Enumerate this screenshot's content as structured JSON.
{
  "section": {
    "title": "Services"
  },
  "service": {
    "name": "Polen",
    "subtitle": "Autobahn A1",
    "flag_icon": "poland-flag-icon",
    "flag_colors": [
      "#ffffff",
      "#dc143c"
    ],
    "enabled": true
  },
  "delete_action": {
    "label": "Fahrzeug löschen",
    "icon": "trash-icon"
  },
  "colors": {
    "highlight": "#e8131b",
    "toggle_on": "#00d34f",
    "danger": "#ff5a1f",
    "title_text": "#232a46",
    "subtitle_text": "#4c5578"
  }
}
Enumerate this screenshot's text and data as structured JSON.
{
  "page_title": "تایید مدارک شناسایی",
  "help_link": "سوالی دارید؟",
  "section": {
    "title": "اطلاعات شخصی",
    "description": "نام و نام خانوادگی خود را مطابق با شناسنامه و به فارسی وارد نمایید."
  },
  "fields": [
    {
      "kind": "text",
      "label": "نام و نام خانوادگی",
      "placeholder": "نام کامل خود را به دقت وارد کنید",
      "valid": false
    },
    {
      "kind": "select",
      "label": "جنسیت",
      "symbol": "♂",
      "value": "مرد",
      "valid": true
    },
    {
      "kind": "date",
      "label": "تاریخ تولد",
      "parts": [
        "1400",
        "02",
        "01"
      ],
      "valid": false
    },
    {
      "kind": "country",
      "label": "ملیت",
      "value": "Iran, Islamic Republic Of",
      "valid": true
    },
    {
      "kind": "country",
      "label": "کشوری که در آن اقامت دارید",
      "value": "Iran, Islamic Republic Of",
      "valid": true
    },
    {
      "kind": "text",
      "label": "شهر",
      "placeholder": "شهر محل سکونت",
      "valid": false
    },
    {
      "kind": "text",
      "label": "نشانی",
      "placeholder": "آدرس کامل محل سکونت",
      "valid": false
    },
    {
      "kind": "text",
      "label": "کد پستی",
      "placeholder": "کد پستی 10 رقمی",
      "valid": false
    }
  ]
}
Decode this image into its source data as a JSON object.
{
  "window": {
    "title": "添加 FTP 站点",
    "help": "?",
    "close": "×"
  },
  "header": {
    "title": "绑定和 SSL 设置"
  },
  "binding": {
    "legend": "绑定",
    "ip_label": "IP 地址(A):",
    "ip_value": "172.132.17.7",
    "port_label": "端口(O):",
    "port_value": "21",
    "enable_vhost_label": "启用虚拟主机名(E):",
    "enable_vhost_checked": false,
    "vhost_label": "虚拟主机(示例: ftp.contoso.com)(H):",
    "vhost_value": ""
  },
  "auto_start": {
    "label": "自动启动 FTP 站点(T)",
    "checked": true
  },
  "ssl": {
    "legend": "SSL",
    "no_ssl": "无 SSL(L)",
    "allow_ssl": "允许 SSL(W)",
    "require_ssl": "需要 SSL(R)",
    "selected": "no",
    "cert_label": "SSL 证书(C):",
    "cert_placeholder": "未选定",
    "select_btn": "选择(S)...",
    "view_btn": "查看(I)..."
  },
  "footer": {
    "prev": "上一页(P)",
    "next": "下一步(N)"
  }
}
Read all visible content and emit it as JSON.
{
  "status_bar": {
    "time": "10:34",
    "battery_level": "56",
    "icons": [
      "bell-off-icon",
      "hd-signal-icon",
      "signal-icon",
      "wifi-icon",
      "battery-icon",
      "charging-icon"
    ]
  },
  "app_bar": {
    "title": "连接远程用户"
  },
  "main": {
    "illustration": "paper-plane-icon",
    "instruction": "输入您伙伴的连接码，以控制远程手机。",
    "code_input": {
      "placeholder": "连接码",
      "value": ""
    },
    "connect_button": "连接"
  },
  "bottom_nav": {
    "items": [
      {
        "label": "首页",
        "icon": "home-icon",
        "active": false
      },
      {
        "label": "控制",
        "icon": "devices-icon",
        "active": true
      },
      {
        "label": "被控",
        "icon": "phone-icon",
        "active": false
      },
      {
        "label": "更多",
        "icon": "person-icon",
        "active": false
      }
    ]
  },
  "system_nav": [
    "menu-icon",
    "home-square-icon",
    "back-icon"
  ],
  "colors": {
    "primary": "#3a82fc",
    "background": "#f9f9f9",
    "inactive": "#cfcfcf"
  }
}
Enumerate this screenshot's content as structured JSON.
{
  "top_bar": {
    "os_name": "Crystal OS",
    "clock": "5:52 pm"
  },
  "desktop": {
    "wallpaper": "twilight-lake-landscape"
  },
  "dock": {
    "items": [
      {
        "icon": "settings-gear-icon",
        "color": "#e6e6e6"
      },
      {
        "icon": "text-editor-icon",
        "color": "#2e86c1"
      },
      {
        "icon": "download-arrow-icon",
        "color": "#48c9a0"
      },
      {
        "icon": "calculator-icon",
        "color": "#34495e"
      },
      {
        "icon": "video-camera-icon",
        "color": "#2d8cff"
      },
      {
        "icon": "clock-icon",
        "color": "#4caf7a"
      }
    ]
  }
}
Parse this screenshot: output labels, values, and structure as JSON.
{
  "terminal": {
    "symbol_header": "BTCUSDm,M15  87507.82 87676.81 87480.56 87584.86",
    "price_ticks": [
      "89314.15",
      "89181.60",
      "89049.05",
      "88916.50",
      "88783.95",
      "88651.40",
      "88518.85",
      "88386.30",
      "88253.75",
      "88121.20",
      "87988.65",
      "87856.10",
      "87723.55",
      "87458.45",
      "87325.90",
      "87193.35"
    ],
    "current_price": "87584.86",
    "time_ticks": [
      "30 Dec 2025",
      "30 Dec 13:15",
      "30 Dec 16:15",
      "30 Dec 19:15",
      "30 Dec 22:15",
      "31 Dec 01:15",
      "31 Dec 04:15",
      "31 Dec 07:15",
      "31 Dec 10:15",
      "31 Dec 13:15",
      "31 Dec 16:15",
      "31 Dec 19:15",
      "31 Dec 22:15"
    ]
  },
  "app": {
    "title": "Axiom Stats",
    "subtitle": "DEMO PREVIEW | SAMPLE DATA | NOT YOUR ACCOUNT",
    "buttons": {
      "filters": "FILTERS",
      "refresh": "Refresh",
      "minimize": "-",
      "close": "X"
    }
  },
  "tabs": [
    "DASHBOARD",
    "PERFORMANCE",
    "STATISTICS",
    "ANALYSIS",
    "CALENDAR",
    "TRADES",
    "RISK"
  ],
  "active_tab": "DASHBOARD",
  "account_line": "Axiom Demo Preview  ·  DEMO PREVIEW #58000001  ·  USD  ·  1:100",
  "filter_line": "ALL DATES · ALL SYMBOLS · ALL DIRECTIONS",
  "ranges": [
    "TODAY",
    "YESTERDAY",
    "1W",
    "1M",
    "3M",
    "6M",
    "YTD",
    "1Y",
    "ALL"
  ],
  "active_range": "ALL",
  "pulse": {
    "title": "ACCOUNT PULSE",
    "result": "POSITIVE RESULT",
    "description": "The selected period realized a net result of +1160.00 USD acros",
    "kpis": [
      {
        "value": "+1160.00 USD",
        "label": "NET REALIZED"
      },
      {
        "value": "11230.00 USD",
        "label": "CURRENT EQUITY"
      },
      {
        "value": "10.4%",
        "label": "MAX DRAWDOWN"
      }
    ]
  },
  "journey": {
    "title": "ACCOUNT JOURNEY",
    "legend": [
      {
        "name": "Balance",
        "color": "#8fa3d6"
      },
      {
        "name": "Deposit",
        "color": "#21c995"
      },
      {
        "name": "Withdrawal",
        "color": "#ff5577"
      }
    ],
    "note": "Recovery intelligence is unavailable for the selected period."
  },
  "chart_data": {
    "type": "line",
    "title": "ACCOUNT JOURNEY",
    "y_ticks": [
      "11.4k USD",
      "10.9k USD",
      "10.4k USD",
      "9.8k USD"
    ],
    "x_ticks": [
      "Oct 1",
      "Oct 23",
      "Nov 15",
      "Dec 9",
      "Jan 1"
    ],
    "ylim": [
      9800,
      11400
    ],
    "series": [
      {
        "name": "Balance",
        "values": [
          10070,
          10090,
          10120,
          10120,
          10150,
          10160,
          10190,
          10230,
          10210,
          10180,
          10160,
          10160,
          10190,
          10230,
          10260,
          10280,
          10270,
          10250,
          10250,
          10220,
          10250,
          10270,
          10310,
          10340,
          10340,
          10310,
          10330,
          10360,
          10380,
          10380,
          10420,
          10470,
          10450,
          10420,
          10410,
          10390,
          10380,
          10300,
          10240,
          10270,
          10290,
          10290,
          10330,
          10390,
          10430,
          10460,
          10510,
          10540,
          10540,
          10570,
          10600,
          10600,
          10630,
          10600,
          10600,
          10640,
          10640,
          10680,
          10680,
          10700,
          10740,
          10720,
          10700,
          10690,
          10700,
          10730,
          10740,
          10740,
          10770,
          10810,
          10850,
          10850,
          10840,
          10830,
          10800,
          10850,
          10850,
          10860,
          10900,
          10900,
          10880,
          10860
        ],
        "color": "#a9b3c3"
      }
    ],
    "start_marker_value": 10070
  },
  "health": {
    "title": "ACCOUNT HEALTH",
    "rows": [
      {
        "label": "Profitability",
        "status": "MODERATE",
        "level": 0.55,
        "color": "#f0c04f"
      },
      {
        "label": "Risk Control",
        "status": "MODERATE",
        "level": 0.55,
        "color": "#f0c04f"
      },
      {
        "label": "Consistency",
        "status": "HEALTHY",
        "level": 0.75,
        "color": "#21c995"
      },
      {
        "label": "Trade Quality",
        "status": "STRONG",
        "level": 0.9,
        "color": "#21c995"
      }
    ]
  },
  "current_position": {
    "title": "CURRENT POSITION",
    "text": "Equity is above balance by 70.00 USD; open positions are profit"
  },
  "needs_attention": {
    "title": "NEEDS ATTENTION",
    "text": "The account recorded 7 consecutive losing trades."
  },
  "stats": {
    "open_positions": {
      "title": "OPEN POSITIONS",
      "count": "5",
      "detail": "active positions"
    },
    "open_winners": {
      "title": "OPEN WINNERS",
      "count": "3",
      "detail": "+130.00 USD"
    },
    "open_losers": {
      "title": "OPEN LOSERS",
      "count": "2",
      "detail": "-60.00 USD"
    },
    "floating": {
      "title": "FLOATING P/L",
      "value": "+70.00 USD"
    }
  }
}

........

--- Exercise requirements ---
Using the material above, state how many lines include the string "selected". Answer with a single number.

--- Task result ---
3